#### [Exercise prompt]
Where a line contains the word "kiss", copy that line in full.

#### [Available data]
───

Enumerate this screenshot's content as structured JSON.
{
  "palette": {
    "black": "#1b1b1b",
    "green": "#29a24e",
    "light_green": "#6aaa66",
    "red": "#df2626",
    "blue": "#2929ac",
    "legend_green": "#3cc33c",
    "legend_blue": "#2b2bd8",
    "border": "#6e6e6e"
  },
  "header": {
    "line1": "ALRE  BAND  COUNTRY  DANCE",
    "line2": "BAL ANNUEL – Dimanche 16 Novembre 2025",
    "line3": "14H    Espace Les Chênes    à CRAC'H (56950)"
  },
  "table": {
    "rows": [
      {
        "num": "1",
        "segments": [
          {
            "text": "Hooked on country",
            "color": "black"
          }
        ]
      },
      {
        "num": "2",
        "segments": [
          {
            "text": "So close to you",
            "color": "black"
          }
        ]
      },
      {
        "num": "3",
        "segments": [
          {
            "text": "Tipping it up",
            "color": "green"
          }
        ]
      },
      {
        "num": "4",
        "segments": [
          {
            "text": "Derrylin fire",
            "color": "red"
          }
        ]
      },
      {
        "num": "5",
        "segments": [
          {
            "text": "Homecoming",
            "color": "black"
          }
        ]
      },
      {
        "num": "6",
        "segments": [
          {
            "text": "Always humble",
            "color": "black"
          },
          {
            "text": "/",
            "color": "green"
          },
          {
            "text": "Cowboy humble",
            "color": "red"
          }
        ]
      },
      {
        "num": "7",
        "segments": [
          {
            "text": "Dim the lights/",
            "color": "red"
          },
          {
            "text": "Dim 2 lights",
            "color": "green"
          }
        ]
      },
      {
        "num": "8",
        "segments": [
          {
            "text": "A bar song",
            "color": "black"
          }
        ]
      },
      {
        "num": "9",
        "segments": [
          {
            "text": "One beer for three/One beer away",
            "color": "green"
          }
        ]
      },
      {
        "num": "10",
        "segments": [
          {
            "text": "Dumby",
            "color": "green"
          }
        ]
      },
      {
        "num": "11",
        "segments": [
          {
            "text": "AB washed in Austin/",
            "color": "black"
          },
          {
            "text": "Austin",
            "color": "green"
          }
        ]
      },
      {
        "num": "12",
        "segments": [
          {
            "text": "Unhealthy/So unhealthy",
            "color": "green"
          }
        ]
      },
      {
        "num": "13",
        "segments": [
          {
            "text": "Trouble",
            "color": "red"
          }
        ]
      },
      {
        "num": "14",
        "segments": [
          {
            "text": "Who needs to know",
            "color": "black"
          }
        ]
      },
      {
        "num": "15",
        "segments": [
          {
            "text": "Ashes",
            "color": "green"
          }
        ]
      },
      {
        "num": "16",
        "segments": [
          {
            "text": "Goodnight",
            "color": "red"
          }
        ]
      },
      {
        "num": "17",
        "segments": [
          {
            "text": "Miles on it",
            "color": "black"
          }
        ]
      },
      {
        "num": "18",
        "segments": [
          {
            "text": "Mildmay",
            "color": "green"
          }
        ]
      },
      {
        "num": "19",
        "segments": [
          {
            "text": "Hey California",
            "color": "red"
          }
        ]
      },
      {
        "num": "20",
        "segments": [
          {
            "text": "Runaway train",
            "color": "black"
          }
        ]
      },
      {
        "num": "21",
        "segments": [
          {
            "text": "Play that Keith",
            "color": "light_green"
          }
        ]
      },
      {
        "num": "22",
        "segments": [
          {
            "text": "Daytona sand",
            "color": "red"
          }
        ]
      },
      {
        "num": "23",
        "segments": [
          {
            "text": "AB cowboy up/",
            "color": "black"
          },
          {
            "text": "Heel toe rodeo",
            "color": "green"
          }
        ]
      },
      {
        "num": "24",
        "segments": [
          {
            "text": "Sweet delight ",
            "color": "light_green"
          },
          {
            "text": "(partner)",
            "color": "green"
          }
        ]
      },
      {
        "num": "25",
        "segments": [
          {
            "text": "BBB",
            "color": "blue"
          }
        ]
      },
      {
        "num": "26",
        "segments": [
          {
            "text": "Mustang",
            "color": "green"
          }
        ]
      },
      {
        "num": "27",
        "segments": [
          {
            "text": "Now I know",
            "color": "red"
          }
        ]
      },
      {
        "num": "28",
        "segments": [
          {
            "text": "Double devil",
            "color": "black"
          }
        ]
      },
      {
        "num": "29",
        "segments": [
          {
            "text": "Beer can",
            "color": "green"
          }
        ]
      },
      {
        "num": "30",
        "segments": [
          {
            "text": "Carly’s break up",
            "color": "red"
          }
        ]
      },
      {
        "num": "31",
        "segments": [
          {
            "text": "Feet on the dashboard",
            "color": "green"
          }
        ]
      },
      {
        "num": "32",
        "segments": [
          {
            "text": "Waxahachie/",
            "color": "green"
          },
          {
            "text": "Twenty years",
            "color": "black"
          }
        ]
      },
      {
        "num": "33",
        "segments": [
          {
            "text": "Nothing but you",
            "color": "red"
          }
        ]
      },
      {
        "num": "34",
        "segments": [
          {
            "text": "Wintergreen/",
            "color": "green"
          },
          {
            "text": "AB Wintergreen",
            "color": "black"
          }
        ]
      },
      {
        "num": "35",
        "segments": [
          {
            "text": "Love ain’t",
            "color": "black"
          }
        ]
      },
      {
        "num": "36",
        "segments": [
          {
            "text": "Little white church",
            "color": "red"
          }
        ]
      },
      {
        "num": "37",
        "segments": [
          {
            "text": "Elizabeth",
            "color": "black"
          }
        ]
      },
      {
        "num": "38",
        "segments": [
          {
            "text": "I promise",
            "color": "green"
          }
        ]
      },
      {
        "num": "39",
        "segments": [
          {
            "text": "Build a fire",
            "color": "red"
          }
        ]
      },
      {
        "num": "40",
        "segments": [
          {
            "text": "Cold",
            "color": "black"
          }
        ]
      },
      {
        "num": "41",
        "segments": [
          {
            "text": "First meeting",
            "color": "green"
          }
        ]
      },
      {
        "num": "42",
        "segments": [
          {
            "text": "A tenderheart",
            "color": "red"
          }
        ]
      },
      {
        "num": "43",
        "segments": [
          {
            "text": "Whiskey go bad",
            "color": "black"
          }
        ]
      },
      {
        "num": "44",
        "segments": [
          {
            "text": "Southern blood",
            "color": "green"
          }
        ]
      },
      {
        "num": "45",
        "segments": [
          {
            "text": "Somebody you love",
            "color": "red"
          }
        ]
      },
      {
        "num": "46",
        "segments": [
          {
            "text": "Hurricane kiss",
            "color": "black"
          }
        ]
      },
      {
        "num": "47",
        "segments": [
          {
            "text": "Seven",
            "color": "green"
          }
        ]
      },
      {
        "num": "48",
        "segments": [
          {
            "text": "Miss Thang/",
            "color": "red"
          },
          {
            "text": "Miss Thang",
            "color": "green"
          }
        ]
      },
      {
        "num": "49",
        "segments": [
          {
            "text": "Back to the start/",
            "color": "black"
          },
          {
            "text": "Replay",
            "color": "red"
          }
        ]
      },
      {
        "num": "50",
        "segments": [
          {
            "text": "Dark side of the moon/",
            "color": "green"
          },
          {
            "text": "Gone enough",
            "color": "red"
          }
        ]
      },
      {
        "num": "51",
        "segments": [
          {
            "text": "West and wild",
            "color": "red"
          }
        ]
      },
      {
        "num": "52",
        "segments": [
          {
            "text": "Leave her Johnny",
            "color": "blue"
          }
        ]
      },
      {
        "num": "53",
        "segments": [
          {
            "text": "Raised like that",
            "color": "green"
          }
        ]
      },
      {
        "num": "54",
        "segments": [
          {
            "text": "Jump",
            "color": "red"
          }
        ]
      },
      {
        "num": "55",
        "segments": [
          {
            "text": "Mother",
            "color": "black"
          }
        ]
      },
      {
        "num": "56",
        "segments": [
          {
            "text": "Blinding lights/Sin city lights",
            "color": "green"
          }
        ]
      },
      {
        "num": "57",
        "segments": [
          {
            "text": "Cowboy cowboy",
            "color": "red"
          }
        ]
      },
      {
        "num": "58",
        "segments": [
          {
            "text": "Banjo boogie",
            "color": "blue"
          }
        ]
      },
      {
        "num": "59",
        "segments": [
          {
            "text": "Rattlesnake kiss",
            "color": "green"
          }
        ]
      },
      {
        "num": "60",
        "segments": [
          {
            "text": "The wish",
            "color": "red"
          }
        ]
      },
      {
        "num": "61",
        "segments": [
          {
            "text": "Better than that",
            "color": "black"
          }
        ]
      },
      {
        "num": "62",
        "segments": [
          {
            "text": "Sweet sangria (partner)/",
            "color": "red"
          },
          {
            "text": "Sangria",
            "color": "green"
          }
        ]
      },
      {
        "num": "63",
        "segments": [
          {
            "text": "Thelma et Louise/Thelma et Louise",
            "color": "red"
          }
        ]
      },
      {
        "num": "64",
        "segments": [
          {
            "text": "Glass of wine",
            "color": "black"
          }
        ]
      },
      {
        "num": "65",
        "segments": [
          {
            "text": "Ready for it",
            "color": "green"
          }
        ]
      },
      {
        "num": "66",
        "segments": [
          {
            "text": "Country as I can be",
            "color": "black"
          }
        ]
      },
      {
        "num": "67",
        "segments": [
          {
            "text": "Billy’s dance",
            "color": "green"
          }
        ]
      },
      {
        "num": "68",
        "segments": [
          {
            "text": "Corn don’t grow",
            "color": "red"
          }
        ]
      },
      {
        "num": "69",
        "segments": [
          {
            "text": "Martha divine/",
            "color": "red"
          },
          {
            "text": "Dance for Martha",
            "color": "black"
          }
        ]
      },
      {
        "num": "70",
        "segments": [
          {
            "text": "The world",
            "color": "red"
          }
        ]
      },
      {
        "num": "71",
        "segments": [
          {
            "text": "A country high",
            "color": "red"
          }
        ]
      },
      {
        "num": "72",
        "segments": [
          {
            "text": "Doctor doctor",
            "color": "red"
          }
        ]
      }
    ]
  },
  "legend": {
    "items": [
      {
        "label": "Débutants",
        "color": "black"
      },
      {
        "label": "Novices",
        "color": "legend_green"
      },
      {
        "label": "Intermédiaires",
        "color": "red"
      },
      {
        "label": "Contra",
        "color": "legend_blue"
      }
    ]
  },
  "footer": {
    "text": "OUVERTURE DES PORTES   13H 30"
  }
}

───

#### [The completed task]
            "text": "Hurricane kiss",
            "text": "Rattlesnake kiss",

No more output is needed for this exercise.